**Records for this task:**

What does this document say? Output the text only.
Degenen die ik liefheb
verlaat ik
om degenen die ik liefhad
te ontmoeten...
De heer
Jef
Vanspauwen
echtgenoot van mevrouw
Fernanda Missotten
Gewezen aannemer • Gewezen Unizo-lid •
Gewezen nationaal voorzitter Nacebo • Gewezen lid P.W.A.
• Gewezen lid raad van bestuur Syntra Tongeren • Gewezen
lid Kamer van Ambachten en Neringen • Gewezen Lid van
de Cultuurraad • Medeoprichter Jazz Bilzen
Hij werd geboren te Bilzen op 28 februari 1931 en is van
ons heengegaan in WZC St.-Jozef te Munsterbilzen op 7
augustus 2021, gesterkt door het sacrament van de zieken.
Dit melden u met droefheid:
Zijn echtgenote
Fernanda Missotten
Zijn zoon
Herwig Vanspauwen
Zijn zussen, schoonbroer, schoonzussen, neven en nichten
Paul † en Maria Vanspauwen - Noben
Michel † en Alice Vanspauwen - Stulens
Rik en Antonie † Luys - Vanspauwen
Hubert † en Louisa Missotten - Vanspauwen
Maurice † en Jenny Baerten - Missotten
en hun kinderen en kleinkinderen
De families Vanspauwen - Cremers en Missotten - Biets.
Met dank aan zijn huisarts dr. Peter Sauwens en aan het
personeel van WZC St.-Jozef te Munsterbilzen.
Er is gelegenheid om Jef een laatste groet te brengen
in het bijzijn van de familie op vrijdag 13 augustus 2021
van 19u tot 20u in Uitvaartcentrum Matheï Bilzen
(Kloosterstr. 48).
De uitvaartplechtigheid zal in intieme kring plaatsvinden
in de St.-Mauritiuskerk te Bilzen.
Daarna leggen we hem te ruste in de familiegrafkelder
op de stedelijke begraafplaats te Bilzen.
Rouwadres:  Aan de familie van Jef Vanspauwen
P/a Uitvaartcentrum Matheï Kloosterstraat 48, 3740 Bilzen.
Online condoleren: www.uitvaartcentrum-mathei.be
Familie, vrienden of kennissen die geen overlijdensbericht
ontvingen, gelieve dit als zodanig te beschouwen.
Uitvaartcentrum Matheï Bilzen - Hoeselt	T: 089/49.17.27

**Aim of the task:** Look through the material above and pick out each line holding the word "augustus".

**The response:**
augustus 2021, gesterkt door het sacrament van de zieken.
in het bijzijn van de familie op vrijdag 13 augustus 2021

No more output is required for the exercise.